-- begin --
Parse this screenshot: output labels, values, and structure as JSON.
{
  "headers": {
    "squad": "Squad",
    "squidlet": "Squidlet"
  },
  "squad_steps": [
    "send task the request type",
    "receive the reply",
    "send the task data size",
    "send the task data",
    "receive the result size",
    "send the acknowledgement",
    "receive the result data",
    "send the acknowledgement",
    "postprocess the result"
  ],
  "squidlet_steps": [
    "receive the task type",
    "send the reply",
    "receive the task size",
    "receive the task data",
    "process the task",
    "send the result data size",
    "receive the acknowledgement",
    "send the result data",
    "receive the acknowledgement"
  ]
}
-- end --
» WHAT NEEDS TO BE DONE
Copy every record exactly, with nothing added or dropped.

» WRITTEN ANSWER
Parse this screenshot: output labels, values, and structure as JSON.
{
  "headers": {
    "squad": "Squad",
    "squidlet": "Squidlet"
  },
  "squad_steps": [
    "send task the request type",
    "receive the reply",
    "send the task data size",
    "send the task data",
    "receive the result size",
    "send the acknowledgement",
    "receive the result data",
    "send the acknowledgement",
    "postprocess the result"
  ],
  "squidlet_steps": [
    "receive the task type",
    "send the reply",
    "receive the task size",
    "receive the task data",
    "process the task",
    "send the result data size",
    "receive the acknowledgement",
    "send the result data",
    "receive the acknowledgement"
  ]
}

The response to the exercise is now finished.